* _Data shown_:
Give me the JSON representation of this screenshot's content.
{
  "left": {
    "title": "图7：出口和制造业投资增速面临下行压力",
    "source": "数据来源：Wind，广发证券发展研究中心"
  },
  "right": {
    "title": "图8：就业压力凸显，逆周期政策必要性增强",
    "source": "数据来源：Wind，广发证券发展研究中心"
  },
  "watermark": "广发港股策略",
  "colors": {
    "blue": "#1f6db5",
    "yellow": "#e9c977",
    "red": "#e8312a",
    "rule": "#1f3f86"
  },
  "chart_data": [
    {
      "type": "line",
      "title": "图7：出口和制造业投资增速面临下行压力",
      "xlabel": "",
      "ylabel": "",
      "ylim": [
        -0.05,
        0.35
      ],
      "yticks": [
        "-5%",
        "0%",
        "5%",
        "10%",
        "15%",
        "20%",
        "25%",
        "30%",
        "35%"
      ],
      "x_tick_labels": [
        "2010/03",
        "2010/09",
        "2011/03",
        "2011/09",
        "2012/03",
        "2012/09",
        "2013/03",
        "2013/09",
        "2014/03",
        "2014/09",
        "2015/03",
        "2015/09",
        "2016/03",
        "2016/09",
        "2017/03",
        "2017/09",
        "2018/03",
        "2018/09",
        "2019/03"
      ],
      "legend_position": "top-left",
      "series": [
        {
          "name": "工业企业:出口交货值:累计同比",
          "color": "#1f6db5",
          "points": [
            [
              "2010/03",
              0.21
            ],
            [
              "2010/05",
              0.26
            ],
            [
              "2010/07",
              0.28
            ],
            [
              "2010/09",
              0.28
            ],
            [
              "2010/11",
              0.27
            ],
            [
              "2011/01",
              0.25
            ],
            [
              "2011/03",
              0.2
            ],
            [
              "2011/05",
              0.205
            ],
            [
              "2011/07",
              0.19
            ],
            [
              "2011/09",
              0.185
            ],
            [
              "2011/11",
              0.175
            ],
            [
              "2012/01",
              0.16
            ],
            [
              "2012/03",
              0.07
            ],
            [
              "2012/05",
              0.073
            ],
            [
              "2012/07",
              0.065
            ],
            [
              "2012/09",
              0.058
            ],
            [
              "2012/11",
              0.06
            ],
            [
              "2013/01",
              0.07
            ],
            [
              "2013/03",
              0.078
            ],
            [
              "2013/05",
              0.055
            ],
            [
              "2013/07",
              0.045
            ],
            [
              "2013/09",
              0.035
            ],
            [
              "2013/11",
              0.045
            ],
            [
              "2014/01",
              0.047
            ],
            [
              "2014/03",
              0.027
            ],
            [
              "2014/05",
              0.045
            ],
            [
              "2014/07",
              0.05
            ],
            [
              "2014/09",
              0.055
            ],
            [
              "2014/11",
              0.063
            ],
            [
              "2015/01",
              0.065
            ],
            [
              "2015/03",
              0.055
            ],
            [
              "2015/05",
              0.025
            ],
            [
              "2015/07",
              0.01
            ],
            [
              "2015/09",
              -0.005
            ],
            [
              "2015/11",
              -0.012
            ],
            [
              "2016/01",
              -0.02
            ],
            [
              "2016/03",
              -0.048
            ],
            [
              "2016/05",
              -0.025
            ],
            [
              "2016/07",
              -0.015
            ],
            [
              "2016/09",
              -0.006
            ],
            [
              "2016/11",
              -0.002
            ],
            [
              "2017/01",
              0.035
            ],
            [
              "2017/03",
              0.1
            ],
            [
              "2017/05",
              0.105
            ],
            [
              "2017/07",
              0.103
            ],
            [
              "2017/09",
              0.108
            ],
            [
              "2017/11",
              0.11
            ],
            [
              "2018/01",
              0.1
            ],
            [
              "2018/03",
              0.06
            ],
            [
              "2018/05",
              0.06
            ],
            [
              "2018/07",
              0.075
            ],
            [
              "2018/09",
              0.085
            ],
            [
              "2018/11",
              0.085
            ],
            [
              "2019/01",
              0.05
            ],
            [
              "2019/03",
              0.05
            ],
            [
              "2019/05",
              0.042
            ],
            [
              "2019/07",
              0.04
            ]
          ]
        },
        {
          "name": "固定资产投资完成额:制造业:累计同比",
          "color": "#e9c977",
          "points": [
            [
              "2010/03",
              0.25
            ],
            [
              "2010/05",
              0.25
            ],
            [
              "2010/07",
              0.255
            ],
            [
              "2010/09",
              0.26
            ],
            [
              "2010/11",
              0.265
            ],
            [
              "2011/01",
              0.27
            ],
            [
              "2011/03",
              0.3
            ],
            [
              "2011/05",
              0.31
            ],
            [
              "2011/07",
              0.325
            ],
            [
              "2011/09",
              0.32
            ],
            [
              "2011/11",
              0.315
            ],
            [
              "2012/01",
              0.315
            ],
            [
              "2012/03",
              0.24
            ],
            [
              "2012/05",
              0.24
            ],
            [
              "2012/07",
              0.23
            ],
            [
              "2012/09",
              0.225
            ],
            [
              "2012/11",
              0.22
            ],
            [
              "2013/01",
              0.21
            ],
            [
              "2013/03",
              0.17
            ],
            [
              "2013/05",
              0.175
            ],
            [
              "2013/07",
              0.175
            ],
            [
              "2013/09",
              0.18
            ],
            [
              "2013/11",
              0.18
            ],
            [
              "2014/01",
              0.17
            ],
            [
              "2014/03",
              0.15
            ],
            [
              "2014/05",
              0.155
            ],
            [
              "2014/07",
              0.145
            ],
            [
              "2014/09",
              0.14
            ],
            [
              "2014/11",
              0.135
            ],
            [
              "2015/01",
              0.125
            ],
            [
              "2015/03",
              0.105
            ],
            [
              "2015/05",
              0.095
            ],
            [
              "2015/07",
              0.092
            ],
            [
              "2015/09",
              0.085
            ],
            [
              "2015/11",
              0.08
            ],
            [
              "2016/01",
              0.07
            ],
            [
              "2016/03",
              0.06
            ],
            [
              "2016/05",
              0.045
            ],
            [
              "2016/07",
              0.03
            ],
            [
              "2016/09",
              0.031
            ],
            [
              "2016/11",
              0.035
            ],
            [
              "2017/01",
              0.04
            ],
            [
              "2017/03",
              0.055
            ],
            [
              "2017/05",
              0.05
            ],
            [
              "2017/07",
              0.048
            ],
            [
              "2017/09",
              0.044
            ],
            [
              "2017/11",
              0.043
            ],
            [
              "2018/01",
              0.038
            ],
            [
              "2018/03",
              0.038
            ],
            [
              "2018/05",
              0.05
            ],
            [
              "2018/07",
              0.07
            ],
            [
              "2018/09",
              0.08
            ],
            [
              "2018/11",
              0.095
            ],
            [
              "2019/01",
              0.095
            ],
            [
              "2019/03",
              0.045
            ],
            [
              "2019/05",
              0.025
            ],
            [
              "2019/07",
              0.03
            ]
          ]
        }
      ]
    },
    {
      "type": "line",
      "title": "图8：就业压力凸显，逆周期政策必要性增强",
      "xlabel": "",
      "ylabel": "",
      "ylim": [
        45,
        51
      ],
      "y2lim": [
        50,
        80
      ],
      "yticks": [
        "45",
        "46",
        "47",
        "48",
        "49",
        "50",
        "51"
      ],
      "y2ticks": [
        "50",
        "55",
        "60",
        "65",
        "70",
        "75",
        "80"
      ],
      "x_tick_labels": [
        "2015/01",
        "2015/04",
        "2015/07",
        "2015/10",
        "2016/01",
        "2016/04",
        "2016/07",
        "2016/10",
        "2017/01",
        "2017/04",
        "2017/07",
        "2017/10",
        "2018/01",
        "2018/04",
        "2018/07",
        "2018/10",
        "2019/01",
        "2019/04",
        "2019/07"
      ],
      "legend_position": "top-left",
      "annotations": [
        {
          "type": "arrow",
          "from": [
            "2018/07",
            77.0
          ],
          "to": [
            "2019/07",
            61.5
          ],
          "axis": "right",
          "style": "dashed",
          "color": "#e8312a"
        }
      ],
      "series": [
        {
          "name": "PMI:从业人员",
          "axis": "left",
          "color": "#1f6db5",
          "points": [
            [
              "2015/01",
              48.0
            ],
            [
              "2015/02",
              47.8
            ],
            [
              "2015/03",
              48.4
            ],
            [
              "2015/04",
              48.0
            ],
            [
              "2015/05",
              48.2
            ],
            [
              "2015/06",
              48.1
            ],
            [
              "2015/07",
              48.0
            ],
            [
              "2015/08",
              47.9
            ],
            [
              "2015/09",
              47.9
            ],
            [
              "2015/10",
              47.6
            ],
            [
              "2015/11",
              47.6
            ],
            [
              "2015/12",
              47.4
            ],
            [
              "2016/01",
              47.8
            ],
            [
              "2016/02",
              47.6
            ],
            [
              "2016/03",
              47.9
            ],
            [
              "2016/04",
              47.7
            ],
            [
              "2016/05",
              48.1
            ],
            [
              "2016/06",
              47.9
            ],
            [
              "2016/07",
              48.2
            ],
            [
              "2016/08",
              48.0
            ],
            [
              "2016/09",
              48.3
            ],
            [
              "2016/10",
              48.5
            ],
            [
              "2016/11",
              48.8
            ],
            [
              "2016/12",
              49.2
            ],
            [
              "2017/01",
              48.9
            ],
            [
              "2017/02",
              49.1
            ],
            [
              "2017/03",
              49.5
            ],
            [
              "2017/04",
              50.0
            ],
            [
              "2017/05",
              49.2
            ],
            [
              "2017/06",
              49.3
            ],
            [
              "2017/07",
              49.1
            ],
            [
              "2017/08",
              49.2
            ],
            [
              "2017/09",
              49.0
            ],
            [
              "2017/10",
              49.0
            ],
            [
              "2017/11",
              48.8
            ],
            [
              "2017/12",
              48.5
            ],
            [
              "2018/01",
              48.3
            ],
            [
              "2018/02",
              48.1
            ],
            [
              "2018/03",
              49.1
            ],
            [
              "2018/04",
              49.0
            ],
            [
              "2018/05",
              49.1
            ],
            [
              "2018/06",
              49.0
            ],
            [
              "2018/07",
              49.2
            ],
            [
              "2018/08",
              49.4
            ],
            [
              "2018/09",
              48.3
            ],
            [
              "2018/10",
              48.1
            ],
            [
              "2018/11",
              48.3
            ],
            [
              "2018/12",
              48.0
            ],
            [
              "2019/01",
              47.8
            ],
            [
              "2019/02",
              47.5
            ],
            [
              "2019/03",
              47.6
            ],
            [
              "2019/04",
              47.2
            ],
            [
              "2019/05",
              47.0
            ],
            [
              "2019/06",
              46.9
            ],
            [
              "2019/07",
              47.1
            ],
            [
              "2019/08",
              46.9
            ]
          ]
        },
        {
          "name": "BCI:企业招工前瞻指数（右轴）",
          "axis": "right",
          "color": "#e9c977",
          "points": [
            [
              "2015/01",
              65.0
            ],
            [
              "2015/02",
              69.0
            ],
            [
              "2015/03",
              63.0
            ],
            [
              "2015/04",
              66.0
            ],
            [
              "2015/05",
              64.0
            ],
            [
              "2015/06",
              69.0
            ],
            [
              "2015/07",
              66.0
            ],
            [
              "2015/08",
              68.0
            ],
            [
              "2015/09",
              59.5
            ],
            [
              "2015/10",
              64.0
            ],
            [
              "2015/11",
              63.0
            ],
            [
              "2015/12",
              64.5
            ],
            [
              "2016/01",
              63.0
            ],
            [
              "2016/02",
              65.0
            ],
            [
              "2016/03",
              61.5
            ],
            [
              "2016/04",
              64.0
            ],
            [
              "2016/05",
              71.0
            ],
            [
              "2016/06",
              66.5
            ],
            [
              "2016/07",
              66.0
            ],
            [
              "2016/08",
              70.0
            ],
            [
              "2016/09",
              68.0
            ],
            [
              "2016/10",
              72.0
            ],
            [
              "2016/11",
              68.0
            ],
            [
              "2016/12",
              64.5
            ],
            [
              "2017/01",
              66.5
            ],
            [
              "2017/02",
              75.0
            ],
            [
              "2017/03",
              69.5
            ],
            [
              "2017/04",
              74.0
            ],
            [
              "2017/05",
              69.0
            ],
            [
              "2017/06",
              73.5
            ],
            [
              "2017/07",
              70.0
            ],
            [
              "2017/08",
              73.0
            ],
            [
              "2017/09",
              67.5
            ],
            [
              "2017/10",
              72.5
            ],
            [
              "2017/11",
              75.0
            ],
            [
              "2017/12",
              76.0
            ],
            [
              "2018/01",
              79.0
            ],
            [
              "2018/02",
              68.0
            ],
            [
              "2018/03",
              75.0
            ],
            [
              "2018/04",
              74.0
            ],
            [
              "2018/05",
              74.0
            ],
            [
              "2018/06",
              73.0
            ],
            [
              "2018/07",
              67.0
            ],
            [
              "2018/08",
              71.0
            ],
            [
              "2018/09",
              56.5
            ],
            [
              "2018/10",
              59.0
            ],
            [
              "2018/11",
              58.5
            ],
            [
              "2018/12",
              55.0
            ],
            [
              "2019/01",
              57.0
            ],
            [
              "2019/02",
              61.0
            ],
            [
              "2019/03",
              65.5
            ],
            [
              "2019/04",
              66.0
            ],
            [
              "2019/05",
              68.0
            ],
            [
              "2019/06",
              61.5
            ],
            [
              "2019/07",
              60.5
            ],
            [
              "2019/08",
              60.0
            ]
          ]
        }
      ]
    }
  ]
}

* _Set task_:
Show the lines of the records that contain the word "出口和制造业投资增速面临下行压力".

* _Response to this exercise_:
    "title": "图7：出口和制造业投资增速面临下行压力",
      "title": "图7：出口和制造业投资增速面临下行压力",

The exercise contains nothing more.